**Source records**
"""
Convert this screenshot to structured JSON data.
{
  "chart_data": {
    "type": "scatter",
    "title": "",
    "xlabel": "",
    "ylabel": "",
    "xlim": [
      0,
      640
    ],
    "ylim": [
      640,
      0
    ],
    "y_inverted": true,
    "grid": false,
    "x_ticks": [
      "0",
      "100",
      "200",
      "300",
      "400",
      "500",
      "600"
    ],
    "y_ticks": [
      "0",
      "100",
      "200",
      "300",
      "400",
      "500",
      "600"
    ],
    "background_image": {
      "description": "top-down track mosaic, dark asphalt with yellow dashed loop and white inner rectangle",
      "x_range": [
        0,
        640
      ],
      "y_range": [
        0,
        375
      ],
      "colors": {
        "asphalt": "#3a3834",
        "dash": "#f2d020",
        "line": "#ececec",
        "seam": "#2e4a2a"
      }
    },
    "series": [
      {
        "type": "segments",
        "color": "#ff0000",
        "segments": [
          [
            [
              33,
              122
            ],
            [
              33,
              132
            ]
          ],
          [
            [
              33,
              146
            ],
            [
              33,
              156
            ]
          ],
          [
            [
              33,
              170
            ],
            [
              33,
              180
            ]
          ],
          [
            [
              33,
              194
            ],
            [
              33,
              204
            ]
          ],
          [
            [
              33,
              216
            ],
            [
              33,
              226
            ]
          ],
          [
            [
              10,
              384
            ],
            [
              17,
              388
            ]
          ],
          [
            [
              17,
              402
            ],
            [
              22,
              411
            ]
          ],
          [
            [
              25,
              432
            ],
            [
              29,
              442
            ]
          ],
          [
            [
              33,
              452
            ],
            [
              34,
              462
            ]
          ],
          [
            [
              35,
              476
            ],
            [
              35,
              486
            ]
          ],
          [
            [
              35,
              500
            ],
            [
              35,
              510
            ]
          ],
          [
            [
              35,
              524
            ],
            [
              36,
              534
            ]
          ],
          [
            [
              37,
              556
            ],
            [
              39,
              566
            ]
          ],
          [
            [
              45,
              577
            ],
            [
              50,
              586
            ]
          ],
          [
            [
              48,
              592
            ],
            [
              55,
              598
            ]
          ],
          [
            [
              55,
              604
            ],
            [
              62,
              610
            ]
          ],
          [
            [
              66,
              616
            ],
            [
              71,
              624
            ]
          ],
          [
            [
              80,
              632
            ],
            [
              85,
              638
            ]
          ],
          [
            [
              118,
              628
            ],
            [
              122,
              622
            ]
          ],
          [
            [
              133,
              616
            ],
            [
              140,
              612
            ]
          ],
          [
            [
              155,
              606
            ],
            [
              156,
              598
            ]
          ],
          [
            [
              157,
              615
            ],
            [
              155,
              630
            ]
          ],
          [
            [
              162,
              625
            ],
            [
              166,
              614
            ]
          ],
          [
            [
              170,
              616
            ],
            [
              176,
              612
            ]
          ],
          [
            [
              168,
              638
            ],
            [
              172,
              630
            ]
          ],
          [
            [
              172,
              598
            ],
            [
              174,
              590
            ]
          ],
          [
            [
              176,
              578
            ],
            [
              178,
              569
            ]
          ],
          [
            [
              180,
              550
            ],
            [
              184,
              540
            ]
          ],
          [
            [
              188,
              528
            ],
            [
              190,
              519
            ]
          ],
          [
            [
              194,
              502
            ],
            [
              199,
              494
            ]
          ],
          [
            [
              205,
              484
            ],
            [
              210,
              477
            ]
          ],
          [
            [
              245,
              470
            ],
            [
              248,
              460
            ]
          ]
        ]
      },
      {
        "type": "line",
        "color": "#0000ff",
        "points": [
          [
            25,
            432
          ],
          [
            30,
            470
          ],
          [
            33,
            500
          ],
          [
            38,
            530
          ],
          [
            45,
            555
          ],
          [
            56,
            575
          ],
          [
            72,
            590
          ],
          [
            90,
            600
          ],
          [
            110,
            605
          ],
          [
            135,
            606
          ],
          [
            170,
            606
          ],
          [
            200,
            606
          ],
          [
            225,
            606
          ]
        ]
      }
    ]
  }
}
"""
**What needs to be done**
Send back every record, precisely as written.

**Response**
Convert this screenshot to structured JSON data.
{
  "chart_data": {
    "type": "scatter",
    "title": "",
    "xlabel": "",
    "ylabel": "",
    "xlim": [
      0,
      640
    ],
    "ylim": [
      640,
      0
    ],
    "y_inverted": true,
    "grid": false,
    "x_ticks": [
      "0",
      "100",
      "200",
      "300",
      "400",
      "500",
      "600"
    ],
    "y_ticks": [
      "0",
      "100",
      "200",
      "300",
      "400",
      "500",
      "600"
    ],
    "background_image": {
      "description": "top-down track mosaic, dark asphalt with yellow dashed loop and white inner rectangle",
      "x_range": [
        0,
        640
      ],
      "y_range": [
        0,
        375
      ],
      "colors": {
        "asphalt": "#3a3834",
        "dash": "#f2d020",
        "line": "#ececec",
        "seam": "#2e4a2a"
      }
    },
    "series": [
      {
        "type": "segments",
        "color": "#ff0000",
        "segments": [
          [
            [
              33,
              122
            ],
            [
              33,
              132
            ]
          ],
          [
            [
              33,
              146
            ],
            [
              33,
              156
            ]
          ],
          [
            [
              33,
              170
            ],
            [
              33,
              180
            ]
          ],
          [
            [
              33,
              194
            ],
            [
              33,
              204
            ]
          ],
          [
            [
              33,
              216
            ],
            [
              33,
              226
            ]
          ],
          [
            [
              10,
              384
            ],
            [
              17,
              388
            ]
          ],
          [
            [
              17,
              402
            ],
            [
              22,
              411
            ]
          ],
          [
            [
              25,
              432
            ],
            [
              29,
              442
            ]
          ],
          [
            [
              33,
              452
            ],
            [
              34,
              462
            ]
          ],
          [
            [
              35,
              476
            ],
            [
              35,
              486
            ]
          ],
          [
            [
              35,
              500
            ],
            [
              35,
              510
            ]
          ],
          [
            [
              35,
              524
            ],
            [
              36,
              534
            ]
          ],
          [
            [
              37,
              556
            ],
            [
              39,
              566
            ]
          ],
          [
            [
              45,
              577
            ],
            [
              50,
              586
            ]
          ],
          [
            [
              48,
              592
            ],
            [
              55,
              598
            ]
          ],
          [
            [
              55,
              604
            ],
            [
              62,
              610
            ]
          ],
          [
            [
              66,
              616
            ],
            [
              71,
              624
            ]
          ],
          [
            [
              80,
              632
            ],
            [
              85,
              638
            ]
          ],
          [
            [
              118,
              628
            ],
            [
              122,
              622
            ]
          ],
          [
            [
              133,
              616
            ],
            [
              140,
              612
            ]
          ],
          [
            [
              155,
              606
            ],
            [
              156,
              598
            ]
          ],
          [
            [
              157,
              615
            ],
            [
              155,
              630
            ]
          ],
          [
            [
              162,
              625
            ],
            [
              166,
              614
            ]
          ],
          [
            [
              170,
              616
            ],
            [
              176,
              612
            ]
          ],
          [
            [
              168,
              638
            ],
            [
              172,
              630
            ]
          ],
          [
            [
              172,
              598
            ],
            [
              174,
              590
            ]
          ],
          [
            [
              176,
              578
            ],
            [
              178,
              569
            ]
          ],
          [
            [
              180,
              550
            ],
            [
              184,
              540
            ]
          ],
          [
            [
              188,
              528
            ],
            [
              190,
              519
            ]
          ],
          [
            [
              194,
              502
            ],
            [
              199,
              494
            ]
          ],
          [
            [
              205,
              484
            ],
            [
              210,
              477
            ]
          ],
          [
            [
              245,
              470
            ],
            [
              248,
              460
            ]
          ]
        ]
      },
      {
        "type": "line",
        "color": "#0000ff",
        "points": [
          [
            25,
            432
          ],
          [
            30,
            470
          ],
          [
            33,
            500
          ],
          [
            38,
            530
          ],
          [
            45,
            555
          ],
          [
            56,
            575
          ],
          [
            72,
            590
          ],
          [
            90,
            600
          ],
          [
            110,
            605
          ],
          [
            135,
            606
          ],
          [
            170,
            606
          ],
          [
            200,
            606
          ],
          [
            225,
            606
          ]
        ]
      }
    ]
  }
}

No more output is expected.